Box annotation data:
** START **
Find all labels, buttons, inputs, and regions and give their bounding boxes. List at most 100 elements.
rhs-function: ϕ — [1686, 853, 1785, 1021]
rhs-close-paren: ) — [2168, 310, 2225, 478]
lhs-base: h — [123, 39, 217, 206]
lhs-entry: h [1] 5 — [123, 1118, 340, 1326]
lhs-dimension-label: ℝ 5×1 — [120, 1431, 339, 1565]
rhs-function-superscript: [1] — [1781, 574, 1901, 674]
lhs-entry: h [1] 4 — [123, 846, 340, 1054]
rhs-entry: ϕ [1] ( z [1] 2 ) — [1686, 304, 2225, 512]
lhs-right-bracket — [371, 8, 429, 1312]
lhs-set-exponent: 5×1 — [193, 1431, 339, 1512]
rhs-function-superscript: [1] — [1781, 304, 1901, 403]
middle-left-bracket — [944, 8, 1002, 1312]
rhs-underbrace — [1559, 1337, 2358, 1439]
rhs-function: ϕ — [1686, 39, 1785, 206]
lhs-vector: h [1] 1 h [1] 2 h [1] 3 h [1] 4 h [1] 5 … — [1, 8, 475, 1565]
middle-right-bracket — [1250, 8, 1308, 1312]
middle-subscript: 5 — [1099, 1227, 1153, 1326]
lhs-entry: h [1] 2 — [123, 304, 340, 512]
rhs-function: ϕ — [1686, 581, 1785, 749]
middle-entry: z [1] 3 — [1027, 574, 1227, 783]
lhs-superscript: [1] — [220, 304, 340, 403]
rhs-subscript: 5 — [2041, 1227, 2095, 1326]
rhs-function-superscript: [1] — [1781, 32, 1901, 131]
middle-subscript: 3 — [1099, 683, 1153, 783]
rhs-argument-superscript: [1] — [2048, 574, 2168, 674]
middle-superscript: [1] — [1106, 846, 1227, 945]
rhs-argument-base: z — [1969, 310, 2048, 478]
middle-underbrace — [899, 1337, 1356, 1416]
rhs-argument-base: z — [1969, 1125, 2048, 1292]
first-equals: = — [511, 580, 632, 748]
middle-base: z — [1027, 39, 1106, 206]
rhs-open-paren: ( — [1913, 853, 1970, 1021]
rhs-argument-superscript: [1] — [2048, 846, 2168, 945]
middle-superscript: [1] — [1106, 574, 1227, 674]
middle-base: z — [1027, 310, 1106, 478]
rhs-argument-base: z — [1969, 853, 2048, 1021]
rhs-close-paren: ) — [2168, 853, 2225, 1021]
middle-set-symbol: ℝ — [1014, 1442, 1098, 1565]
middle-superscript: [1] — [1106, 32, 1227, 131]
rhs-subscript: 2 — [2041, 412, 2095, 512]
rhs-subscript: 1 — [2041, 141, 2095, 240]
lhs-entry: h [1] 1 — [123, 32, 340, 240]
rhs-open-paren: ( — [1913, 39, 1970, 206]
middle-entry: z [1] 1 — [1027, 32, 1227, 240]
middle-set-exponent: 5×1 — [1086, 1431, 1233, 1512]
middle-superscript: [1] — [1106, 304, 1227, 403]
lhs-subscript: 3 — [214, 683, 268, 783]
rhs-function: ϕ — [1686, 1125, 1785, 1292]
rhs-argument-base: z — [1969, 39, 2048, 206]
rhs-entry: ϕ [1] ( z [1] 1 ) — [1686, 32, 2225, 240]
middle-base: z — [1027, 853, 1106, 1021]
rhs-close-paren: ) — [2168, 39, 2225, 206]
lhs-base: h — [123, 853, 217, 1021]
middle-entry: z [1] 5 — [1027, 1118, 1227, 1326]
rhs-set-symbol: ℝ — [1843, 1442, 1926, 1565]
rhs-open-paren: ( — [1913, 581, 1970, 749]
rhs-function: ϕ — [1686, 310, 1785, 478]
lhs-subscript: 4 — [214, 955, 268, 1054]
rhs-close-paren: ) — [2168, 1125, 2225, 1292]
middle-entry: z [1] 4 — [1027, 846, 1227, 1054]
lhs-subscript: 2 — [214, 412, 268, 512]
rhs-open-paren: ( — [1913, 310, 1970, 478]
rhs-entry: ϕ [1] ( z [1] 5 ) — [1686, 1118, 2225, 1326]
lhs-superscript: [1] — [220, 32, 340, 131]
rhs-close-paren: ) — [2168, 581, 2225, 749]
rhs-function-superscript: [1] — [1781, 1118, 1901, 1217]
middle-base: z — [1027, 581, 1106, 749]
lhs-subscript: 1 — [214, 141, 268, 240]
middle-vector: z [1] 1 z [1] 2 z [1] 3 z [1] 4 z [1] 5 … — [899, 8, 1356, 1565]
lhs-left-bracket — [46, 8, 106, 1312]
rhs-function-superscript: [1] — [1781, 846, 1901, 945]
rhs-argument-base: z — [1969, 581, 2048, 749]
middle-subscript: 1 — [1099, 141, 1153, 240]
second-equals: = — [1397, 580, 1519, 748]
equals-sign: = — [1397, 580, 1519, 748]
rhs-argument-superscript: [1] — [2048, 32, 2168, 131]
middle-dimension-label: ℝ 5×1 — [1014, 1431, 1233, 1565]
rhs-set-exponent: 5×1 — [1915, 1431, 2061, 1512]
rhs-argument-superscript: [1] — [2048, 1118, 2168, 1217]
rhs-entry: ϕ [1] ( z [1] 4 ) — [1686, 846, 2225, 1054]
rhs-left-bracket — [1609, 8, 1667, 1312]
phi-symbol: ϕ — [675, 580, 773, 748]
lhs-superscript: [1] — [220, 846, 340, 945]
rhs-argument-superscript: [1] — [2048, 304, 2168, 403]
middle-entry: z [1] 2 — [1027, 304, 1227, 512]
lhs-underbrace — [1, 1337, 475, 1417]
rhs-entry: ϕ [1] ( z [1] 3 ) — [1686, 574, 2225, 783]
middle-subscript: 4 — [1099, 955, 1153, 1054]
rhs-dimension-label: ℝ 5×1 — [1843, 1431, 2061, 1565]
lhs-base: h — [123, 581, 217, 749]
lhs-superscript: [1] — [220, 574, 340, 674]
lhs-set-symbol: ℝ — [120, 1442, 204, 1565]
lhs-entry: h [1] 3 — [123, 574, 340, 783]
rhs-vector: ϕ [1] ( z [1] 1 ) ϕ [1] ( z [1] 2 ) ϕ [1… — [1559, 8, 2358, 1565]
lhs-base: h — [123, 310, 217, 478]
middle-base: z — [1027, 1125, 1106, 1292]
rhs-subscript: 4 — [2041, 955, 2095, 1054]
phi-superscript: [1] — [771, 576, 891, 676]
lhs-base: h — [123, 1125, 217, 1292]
** END **
What to do :: How many lines in the records contain the string "paren"? Reply with the number only.

Solution to the problem :: 9